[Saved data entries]
----------------------------------------
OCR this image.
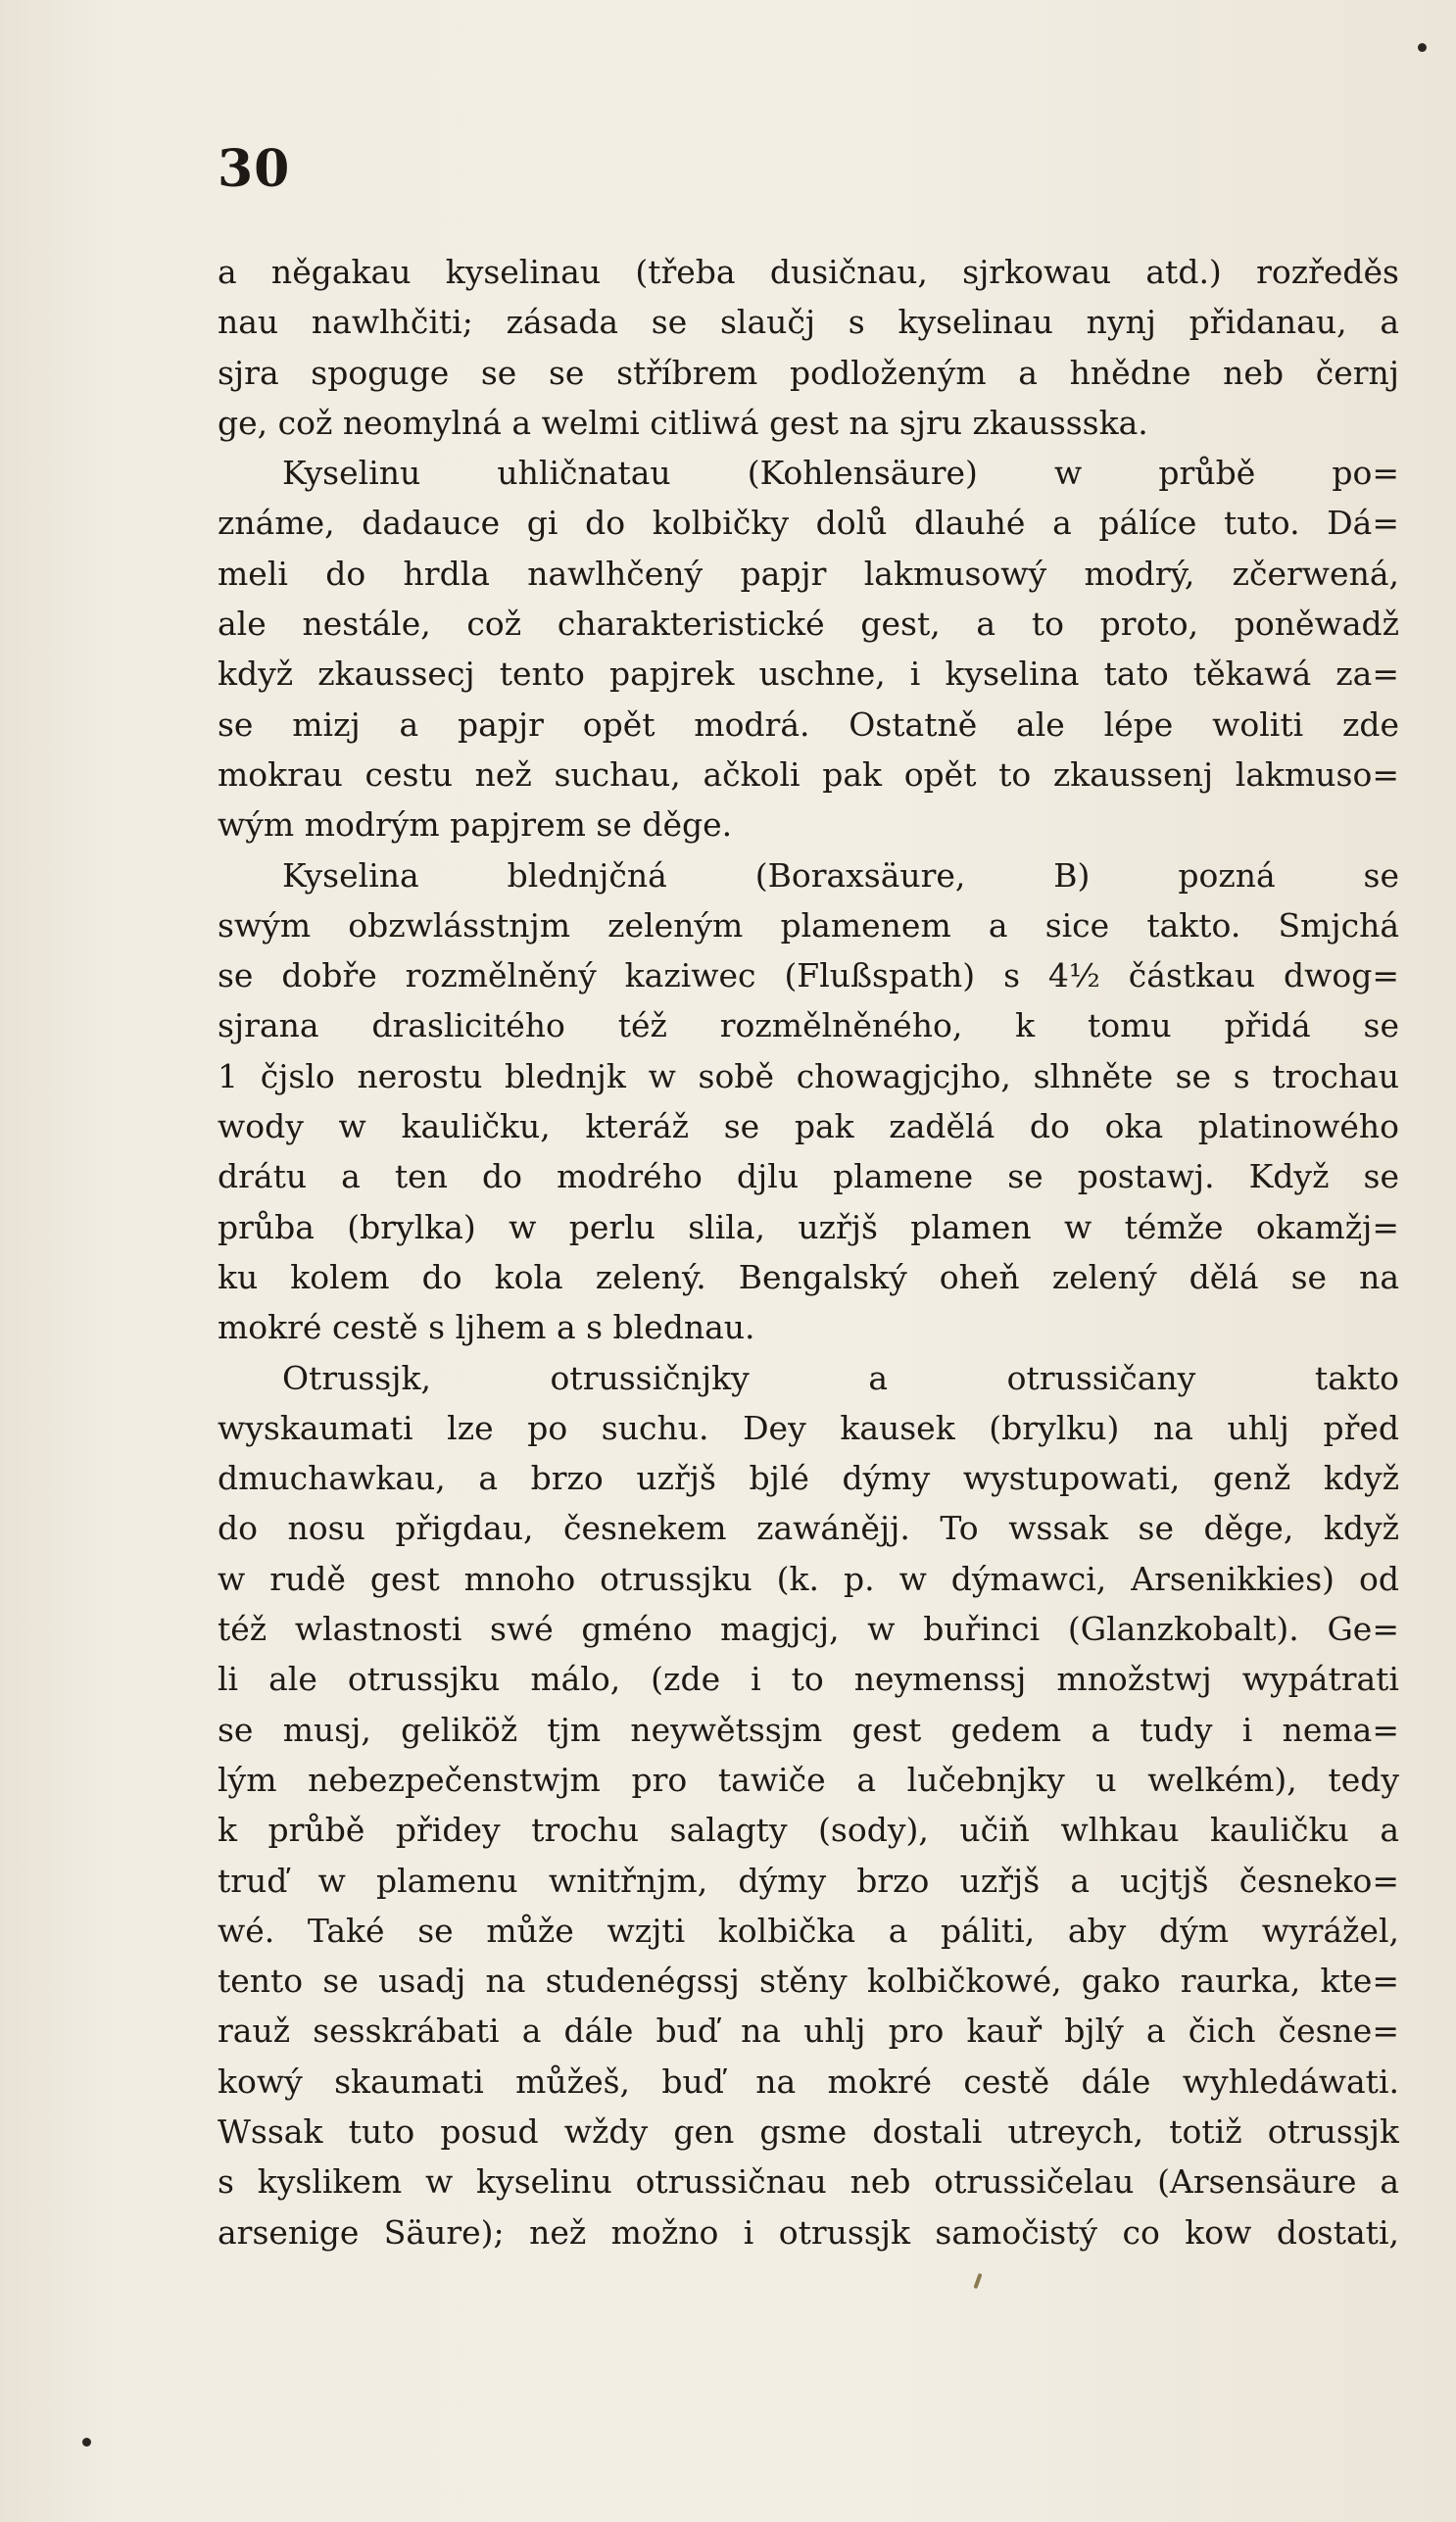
30
a něgakau kyselinau (třeba dusičnau, sjrkowau atd.) rozředěs
nau nawlhčiti; zásada se slaučj s kyselinau nynj přidanau, a
sjra spoguge se se stříbrem podloženým a hnědne neb černj
ge, což neomylná a welmi citliwá gest na sjru zkaussska.
Kyselinu uhličnatau (Kohlensäure) w průbě po=
známe, dadauce gi do kolbičky dolů dlauhé a pálíce tuto. Dá=
meli do hrdla nawlhčený papjr lakmusowý modrý, zčerwená,
ale nestále, což charakteristické gest, a to proto, poněwadž
když zkaussecj tento papjrek uschne, i kyselina tato těkawá za=
se mizj a papjr opět modrá. Ostatně ale lépe woliti zde
mokrau cestu než suchau, ačkoli pak opět to zkaussenj lakmuso=
wým modrým papjrem se děge.
Kyselina blednjčná (Boraxsäure, B) pozná se
swým obzwlásstnjm zeleným plamenem a sice takto. Smjchá
se dobře rozmělněný kaziwec (Flußspath) s 4½ částkau dwog=
sjrana draslicitého též rozmělněného, k tomu přidá se
1 čjslo nerostu blednjk w sobě chowagjcjho, slhněte se s trochau
wody w kauličku, kteráž se pak zadělá do oka platinowého
drátu a ten do modrého djlu plamene se postawj. Když se
průba (brylka) w perlu slila, uzřjš plamen w témže okamžj=
ku kolem do kola zelený. Bengalský oheň zelený dělá se na
mokré cestě s ljhem a s blednau.
Otrussjk, otrussičnjky a otrussičany takto
wyskaumati lze po suchu. Dey kausek (brylku) na uhlj před
dmuchawkau, a brzo uzřjš bjlé dýmy wystupowati, genž když
do nosu přigdau, česnekem zawánějj. To wssak se děge, když
w rudě gest mnoho otrussjku (k. p. w dýmawci, Arsenikkies) od
též wlastnosti swé gméno magjcj, w buřinci (Glanzkobalt). Ge=
li ale otrussjku málo, (zde i to neymenssj množstwj wypátrati
se musj, geliköž tjm neywětssjm gest gedem a tudy i nema=
lým nebezpečenstwjm pro tawiče a lučebnjky u welkém), tedy
k průbě přidey trochu salagty (sody), učiň wlhkau kauličku a
truď w plamenu wnitřnjm, dýmy brzo uzřjš a ucjtjš česneko=
wé. Také se může wzjti kolbička a páliti, aby dým wyrážel,
tento se usadj na studenégssj stěny kolbičkowé, gako raurka, kte=
rauž sesskrábati a dále buď na uhlj pro kauř bjlý a čich česne=
kowý skaumati můžeš, buď na mokré cestě dále wyhledáwati.
Wssak tuto posud wždy gen gsme dostali utreych, totiž otrussjk
s kyslikem w kyselinu otrussičnau neb otrussičelau (Arsensäure a
arsenige Säure); než možno i otrussjk samočistý co kow dostati,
----------------------------------------
# [Task instructions]
Write out the listing above exactly as it stands, pictures excluded.

# [Output for this exercise]
OCR this image.
30
a něgakau kyselinau (třeba dusičnau, sjrkowau atd.) rozředěs
nau nawlhčiti; zásada se slaučj s kyselinau nynj přidanau, a
sjra spoguge se se stříbrem podloženým a hnědne neb černj
ge, což neomylná a welmi citliwá gest na sjru zkaussska.
Kyselinu uhličnatau (Kohlensäure) w průbě po=
známe, dadauce gi do kolbičky dolů dlauhé a pálíce tuto. Dá=
meli do hrdla nawlhčený papjr lakmusowý modrý, zčerwená,
ale nestále, což charakteristické gest, a to proto, poněwadž
když zkaussecj tento papjrek uschne, i kyselina tato těkawá za=
se mizj a papjr opět modrá. Ostatně ale lépe woliti zde
mokrau cestu než suchau, ačkoli pak opět to zkaussenj lakmuso=
wým modrým papjrem se děge.
Kyselina blednjčná (Boraxsäure, B) pozná se
swým obzwlásstnjm zeleným plamenem a sice takto. Smjchá
se dobře rozmělněný kaziwec (Flußspath) s 4½ částkau dwog=
sjrana draslicitého též rozmělněného, k tomu přidá se
1 čjslo nerostu blednjk w sobě chowagjcjho, slhněte se s trochau
wody w kauličku, kteráž se pak zadělá do oka platinowého
drátu a ten do modrého djlu plamene se postawj. Když se
průba (brylka) w perlu slila, uzřjš plamen w témže okamžj=
ku kolem do kola zelený. Bengalský oheň zelený dělá se na
mokré cestě s ljhem a s blednau.
Otrussjk, otrussičnjky a otrussičany takto
wyskaumati lze po suchu. Dey kausek (brylku) na uhlj před
dmuchawkau, a brzo uzřjš bjlé dýmy wystupowati, genž když
do nosu přigdau, česnekem zawánějj. To wssak se děge, když
w rudě gest mnoho otrussjku (k. p. w dýmawci, Arsenikkies) od
též wlastnosti swé gméno magjcj, w buřinci (Glanzkobalt). Ge=
li ale otrussjku málo, (zde i to neymenssj množstwj wypátrati
se musj, geliköž tjm neywětssjm gest gedem a tudy i nema=
lým nebezpečenstwjm pro tawiče a lučebnjky u welkém), tedy
k průbě přidey trochu salagty (sody), učiň wlhkau kauličku a
truď w plamenu wnitřnjm, dýmy brzo uzřjš a ucjtjš česneko=
wé. Také se může wzjti kolbička a páliti, aby dým wyrážel,
tento se usadj na studenégssj stěny kolbičkowé, gako raurka, kte=
rauž sesskrábati a dále buď na uhlj pro kauř bjlý a čich česne=
kowý skaumati můžeš, buď na mokré cestě dále wyhledáwati.
Wssak tuto posud wždy gen gsme dostali utreych, totiž otrussjk
s kyslikem w kyselinu otrussičnau neb otrussičelau (Arsensäure a
arsenige Säure); než možno i otrussjk samočistý co kow dostati,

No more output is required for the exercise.